Once the pictures are removed, output the remaining entries exactly as given.

= Beginning of Section =

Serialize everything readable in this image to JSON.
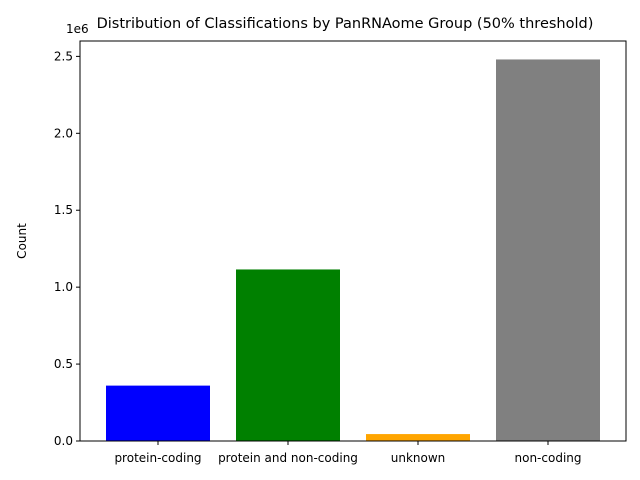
{
  "chart_data": {
    "type": "bar",
    "title": "Distribution of Classifications by PanRNAome Group (50% threshold)",
    "xlabel": "",
    "ylabel": "Count",
    "y_offset_label": "1e6",
    "categories": [
      "protein-coding",
      "protein and non-coding",
      "unknown",
      "non-coding"
    ],
    "values": [
      360000,
      1115000,
      45000,
      2480000
    ],
    "colors": [
      "#0000ff",
      "#008000",
      "#ffa500",
      "#808080"
    ],
    "ylim": [
      0,
      2600000
    ],
    "yticks": [
      0,
      500000,
      1000000,
      1500000,
      2000000,
      2500000
    ],
    "ytick_labels": [
      "0.0",
      "0.5",
      "1.0",
      "1.5",
      "2.0",
      "2.5"
    ],
    "grid": false,
    "legend": "none"
  }
}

= End of Section =

## Expected answer
Serialize everything readable in this image to JSON.
{
  "chart_data": {
    "type": "bar",
    "title": "Distribution of Classifications by PanRNAome Group (50% threshold)",
    "xlabel": "",
    "ylabel": "Count",
    "y_offset_label": "1e6",
    "categories": [
      "protein-coding",
      "protein and non-coding",
      "unknown",
      "non-coding"
    ],
    "values": [
      360000,
      1115000,
      45000,
      2480000
    ],
    "colors": [
      "#0000ff",
      "#008000",
      "#ffa500",
      "#808080"
    ],
    "ylim": [
      0,
      2600000
    ],
    "yticks": [
      0,
      500000,
      1000000,
      1500000,
      2000000,
      2500000
    ],
    "ytick_labels": [
      "0.0",
      "0.5",
      "1.0",
      "1.5",
      "2.0",
      "2.5"
    ],
    "grid": false,
    "legend": "none"
  }
}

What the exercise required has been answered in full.